• [Records for this exercise]
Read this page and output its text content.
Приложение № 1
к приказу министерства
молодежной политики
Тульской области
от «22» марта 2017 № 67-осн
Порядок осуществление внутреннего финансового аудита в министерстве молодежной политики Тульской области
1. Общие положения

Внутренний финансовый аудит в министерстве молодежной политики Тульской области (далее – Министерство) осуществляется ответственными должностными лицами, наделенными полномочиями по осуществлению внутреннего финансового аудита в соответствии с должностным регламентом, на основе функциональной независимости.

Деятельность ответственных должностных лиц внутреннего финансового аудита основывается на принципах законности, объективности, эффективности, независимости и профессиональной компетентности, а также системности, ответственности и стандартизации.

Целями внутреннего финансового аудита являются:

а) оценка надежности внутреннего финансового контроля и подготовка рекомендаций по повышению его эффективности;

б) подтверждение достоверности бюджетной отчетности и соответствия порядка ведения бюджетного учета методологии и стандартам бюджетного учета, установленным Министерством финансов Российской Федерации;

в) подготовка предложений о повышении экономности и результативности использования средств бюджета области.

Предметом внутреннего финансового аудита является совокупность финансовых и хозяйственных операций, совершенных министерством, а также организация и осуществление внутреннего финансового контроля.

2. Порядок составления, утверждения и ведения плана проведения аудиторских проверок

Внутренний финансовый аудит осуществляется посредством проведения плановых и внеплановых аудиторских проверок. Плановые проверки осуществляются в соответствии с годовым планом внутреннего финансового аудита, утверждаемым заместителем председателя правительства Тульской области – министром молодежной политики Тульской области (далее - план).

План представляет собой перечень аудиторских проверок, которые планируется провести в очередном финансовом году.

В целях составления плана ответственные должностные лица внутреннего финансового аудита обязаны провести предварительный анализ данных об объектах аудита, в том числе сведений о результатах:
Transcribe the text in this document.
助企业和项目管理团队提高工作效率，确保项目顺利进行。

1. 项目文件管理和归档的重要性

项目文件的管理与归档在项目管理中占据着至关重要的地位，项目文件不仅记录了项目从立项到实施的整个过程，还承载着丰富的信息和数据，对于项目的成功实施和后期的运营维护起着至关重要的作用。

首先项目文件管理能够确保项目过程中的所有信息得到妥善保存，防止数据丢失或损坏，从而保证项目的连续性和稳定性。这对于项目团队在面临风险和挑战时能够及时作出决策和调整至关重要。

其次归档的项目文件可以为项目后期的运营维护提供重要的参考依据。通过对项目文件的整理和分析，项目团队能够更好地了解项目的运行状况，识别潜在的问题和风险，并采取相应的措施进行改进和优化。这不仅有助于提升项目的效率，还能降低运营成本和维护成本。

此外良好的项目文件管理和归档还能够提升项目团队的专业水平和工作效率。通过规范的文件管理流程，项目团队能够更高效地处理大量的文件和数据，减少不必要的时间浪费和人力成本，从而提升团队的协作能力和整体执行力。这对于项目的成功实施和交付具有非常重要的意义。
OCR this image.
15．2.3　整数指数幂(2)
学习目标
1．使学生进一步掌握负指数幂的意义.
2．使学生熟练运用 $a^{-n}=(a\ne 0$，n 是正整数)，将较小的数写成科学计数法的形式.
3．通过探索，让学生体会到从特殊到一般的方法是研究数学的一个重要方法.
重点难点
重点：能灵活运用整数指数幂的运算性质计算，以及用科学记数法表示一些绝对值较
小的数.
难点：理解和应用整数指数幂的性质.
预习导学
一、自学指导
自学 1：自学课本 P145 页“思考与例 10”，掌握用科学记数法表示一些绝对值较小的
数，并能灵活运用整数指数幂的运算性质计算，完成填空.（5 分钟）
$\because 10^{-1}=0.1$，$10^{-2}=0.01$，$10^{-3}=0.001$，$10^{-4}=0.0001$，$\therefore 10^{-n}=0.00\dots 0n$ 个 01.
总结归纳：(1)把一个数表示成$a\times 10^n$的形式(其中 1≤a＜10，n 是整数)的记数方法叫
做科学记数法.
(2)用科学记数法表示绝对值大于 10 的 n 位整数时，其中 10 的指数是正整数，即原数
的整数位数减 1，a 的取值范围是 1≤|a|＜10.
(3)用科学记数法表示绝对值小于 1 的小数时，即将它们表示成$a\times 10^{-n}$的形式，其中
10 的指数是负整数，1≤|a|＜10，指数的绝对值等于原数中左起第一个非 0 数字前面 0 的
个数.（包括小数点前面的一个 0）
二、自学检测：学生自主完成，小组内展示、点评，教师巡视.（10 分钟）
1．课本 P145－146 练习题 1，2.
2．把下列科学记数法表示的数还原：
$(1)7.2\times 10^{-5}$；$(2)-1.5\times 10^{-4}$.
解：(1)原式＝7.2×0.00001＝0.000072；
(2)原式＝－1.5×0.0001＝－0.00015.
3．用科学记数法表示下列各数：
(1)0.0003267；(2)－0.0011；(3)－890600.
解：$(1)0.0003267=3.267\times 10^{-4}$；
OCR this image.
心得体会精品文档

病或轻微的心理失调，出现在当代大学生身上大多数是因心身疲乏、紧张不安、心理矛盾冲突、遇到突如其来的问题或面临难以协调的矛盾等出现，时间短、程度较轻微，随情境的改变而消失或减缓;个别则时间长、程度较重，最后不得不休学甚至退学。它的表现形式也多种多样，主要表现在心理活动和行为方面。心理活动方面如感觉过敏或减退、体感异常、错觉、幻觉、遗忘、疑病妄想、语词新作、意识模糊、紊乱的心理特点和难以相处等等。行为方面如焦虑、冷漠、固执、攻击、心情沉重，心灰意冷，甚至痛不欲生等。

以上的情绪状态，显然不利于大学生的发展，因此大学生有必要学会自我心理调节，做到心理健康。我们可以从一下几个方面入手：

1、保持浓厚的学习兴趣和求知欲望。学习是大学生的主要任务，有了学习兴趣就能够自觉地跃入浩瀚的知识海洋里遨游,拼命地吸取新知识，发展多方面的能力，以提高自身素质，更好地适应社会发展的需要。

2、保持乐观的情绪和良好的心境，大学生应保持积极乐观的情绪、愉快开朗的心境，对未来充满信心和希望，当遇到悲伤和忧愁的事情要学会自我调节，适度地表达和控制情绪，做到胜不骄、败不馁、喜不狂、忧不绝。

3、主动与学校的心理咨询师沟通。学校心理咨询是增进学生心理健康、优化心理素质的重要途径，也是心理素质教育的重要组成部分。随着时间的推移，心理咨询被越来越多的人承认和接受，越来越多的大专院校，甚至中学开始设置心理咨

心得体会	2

• [Your goal] Quote each line above in full, word for word.

• [Solution for this problem]
Read this page and output its text content.
Приложение № 1
к приказу министерства
молодежной политики
Тульской области
от «22» марта 2017 № 67-осн
Порядок осуществление внутреннего финансового аудита в министерстве молодежной политики Тульской области
1. Общие положения

Внутренний финансовый аудит в министерстве молодежной политики Тульской области (далее – Министерство) осуществляется ответственными должностными лицами, наделенными полномочиями по осуществлению внутреннего финансового аудита в соответствии с должностным регламентом, на основе функциональной независимости.

Деятельность ответственных должностных лиц внутреннего финансового аудита основывается на принципах законности, объективности, эффективности, независимости и профессиональной компетентности, а также системности, ответственности и стандартизации.

Целями внутреннего финансового аудита являются:

а) оценка надежности внутреннего финансового контроля и подготовка рекомендаций по повышению его эффективности;

б) подтверждение достоверности бюджетной отчетности и соответствия порядка ведения бюджетного учета методологии и стандартам бюджетного учета, установленным Министерством финансов Российской Федерации;

в) подготовка предложений о повышении экономности и результативности использования средств бюджета области.

Предметом внутреннего финансового аудита является совокупность финансовых и хозяйственных операций, совершенных министерством, а также организация и осуществление внутреннего финансового контроля.

2. Порядок составления, утверждения и ведения плана проведения аудиторских проверок

Внутренний финансовый аудит осуществляется посредством проведения плановых и внеплановых аудиторских проверок. Плановые проверки осуществляются в соответствии с годовым планом внутреннего финансового аудита, утверждаемым заместителем председателя правительства Тульской области – министром молодежной политики Тульской области (далее - план).

План представляет собой перечень аудиторских проверок, которые планируется провести в очередном финансовом году.

В целях составления плана ответственные должностные лица внутреннего финансового аудита обязаны провести предварительный анализ данных об объектах аудита, в том числе сведений о результатах:
Transcribe the text in this document.
助企业和项目管理团队提高工作效率，确保项目顺利进行。

1. 项目文件管理和归档的重要性

项目文件的管理与归档在项目管理中占据着至关重要的地位，项目文件不仅记录了项目从立项到实施的整个过程，还承载着丰富的信息和数据，对于项目的成功实施和后期的运营维护起着至关重要的作用。

首先项目文件管理能够确保项目过程中的所有信息得到妥善保存，防止数据丢失或损坏，从而保证项目的连续性和稳定性。这对于项目团队在面临风险和挑战时能够及时作出决策和调整至关重要。

其次归档的项目文件可以为项目后期的运营维护提供重要的参考依据。通过对项目文件的整理和分析，项目团队能够更好地了解项目的运行状况，识别潜在的问题和风险，并采取相应的措施进行改进和优化。这不仅有助于提升项目的效率，还能降低运营成本和维护成本。

此外良好的项目文件管理和归档还能够提升项目团队的专业水平和工作效率。通过规范的文件管理流程，项目团队能够更高效地处理大量的文件和数据，减少不必要的时间浪费和人力成本，从而提升团队的协作能力和整体执行力。这对于项目的成功实施和交付具有非常重要的意义。
OCR this image.
15．2.3　整数指数幂(2)
学习目标
1．使学生进一步掌握负指数幂的意义.
2．使学生熟练运用 $a^{-n}=(a\ne 0$，n 是正整数)，将较小的数写成科学计数法的形式.
3．通过探索，让学生体会到从特殊到一般的方法是研究数学的一个重要方法.
重点难点
重点：能灵活运用整数指数幂的运算性质计算，以及用科学记数法表示一些绝对值较
小的数.
难点：理解和应用整数指数幂的性质.
预习导学
一、自学指导
自学 1：自学课本 P145 页“思考与例 10”，掌握用科学记数法表示一些绝对值较小的
数，并能灵活运用整数指数幂的运算性质计算，完成填空.（5 分钟）
$\because 10^{-1}=0.1$，$10^{-2}=0.01$，$10^{-3}=0.001$，$10^{-4}=0.0001$，$\therefore 10^{-n}=0.00\dots 0n$ 个 01.
总结归纳：(1)把一个数表示成$a\times 10^n$的形式(其中 1≤a＜10，n 是整数)的记数方法叫
做科学记数法.
(2)用科学记数法表示绝对值大于 10 的 n 位整数时，其中 10 的指数是正整数，即原数
的整数位数减 1，a 的取值范围是 1≤|a|＜10.
(3)用科学记数法表示绝对值小于 1 的小数时，即将它们表示成$a\times 10^{-n}$的形式，其中
10 的指数是负整数，1≤|a|＜10，指数的绝对值等于原数中左起第一个非 0 数字前面 0 的
个数.（包括小数点前面的一个 0）
二、自学检测：学生自主完成，小组内展示、点评，教师巡视.（10 分钟）
1．课本 P145－146 练习题 1，2.
2．把下列科学记数法表示的数还原：
$(1)7.2\times 10^{-5}$；$(2)-1.5\times 10^{-4}$.
解：(1)原式＝7.2×0.00001＝0.000072；
(2)原式＝－1.5×0.0001＝－0.00015.
3．用科学记数法表示下列各数：
(1)0.0003267；(2)－0.0011；(3)－890600.
解：$(1)0.0003267=3.267\times 10^{-4}$；
OCR this image.
心得体会精品文档

病或轻微的心理失调，出现在当代大学生身上大多数是因心身疲乏、紧张不安、心理矛盾冲突、遇到突如其来的问题或面临难以协调的矛盾等出现，时间短、程度较轻微，随情境的改变而消失或减缓;个别则时间长、程度较重，最后不得不休学甚至退学。它的表现形式也多种多样，主要表现在心理活动和行为方面。心理活动方面如感觉过敏或减退、体感异常、错觉、幻觉、遗忘、疑病妄想、语词新作、意识模糊、紊乱的心理特点和难以相处等等。行为方面如焦虑、冷漠、固执、攻击、心情沉重，心灰意冷，甚至痛不欲生等。

以上的情绪状态，显然不利于大学生的发展，因此大学生有必要学会自我心理调节，做到心理健康。我们可以从一下几个方面入手：

1、保持浓厚的学习兴趣和求知欲望。学习是大学生的主要任务，有了学习兴趣就能够自觉地跃入浩瀚的知识海洋里遨游,拼命地吸取新知识，发展多方面的能力，以提高自身素质，更好地适应社会发展的需要。

2、保持乐观的情绪和良好的心境，大学生应保持积极乐观的情绪、愉快开朗的心境，对未来充满信心和希望，当遇到悲伤和忧愁的事情要学会自我调节，适度地表达和控制情绪，做到胜不骄、败不馁、喜不狂、忧不绝。

3、主动与学校的心理咨询师沟通。学校心理咨询是增进学生心理健康、优化心理素质的重要途径，也是心理素质教育的重要组成部分。随着时间的推移，心理咨询被越来越多的人承认和接受，越来越多的大专院校，甚至中学开始设置心理咨

心得体会	2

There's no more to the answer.